▶ **What you are asked to do**
Render every entry verbatim.

═════ Material for this exercise

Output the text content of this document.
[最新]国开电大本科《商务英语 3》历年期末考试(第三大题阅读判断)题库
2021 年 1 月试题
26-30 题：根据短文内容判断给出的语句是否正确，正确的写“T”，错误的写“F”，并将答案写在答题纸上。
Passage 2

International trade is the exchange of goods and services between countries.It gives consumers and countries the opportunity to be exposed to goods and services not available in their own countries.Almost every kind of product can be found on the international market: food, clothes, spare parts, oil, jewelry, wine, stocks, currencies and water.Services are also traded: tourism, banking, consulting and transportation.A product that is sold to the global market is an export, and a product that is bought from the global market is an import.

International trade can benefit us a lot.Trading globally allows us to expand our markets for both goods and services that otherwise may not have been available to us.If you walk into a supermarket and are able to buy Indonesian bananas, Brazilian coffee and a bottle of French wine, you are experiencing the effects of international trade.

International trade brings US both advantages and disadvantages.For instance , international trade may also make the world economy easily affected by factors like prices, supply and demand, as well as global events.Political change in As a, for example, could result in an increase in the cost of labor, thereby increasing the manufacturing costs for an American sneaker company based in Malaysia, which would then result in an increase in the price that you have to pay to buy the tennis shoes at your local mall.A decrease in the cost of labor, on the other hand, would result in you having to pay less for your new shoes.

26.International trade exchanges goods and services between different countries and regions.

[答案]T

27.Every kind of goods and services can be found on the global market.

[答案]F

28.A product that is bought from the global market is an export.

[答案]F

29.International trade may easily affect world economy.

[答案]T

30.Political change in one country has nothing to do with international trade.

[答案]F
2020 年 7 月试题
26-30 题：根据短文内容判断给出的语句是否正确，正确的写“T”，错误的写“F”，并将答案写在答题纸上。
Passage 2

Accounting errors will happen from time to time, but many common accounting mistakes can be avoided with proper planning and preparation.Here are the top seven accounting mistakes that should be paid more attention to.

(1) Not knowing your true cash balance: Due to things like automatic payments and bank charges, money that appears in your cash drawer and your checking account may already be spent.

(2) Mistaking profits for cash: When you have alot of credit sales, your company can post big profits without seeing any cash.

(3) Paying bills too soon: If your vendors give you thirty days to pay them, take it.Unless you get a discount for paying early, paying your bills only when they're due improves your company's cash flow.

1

══════════

▶ **Answer for this exercise**
Output the text content of this document.
[最新]国开电大本科《商务英语 3》历年期末考试(第三大题阅读判断)题库
2021 年 1 月试题
26-30 题：根据短文内容判断给出的语句是否正确，正确的写“T”，错误的写“F”，并将答案写在答题纸上。
Passage 2

International trade is the exchange of goods and services between countries.It gives consumers and countries the opportunity to be exposed to goods and services not available in their own countries.Almost every kind of product can be found on the international market: food, clothes, spare parts, oil, jewelry, wine, stocks, currencies and water.Services are also traded: tourism, banking, consulting and transportation.A product that is sold to the global market is an export, and a product that is bought from the global market is an import.

International trade can benefit us a lot.Trading globally allows us to expand our markets for both goods and services that otherwise may not have been available to us.If you walk into a supermarket and are able to buy Indonesian bananas, Brazilian coffee and a bottle of French wine, you are experiencing the effects of international trade.

International trade brings US both advantages and disadvantages.For instance , international trade may also make the world economy easily affected by factors like prices, supply and demand, as well as global events.Political change in As a, for example, could result in an increase in the cost of labor, thereby increasing the manufacturing costs for an American sneaker company based in Malaysia, which would then result in an increase in the price that you have to pay to buy the tennis shoes at your local mall.A decrease in the cost of labor, on the other hand, would result in you having to pay less for your new shoes.

26.International trade exchanges goods and services between different countries and regions.

[答案]T

27.Every kind of goods and services can be found on the global market.

[答案]F

28.A product that is bought from the global market is an export.

[答案]F

29.International trade may easily affect world economy.

[答案]T

30.Political change in one country has nothing to do with international trade.

[答案]F
2020 年 7 月试题
26-30 题：根据短文内容判断给出的语句是否正确，正确的写“T”，错误的写“F”，并将答案写在答题纸上。
Passage 2

Accounting errors will happen from time to time, but many common accounting mistakes can be avoided with proper planning and preparation.Here are the top seven accounting mistakes that should be paid more attention to.

(1) Not knowing your true cash balance: Due to things like automatic payments and bank charges, money that appears in your cash drawer and your checking account may already be spent.

(2) Mistaking profits for cash: When you have alot of credit sales, your company can post big profits without seeing any cash.

(3) Paying bills too soon: If your vendors give you thirty days to pay them, take it.Unless you get a discount for paying early, paying your bills only when they're due improves your company's cash flow.

1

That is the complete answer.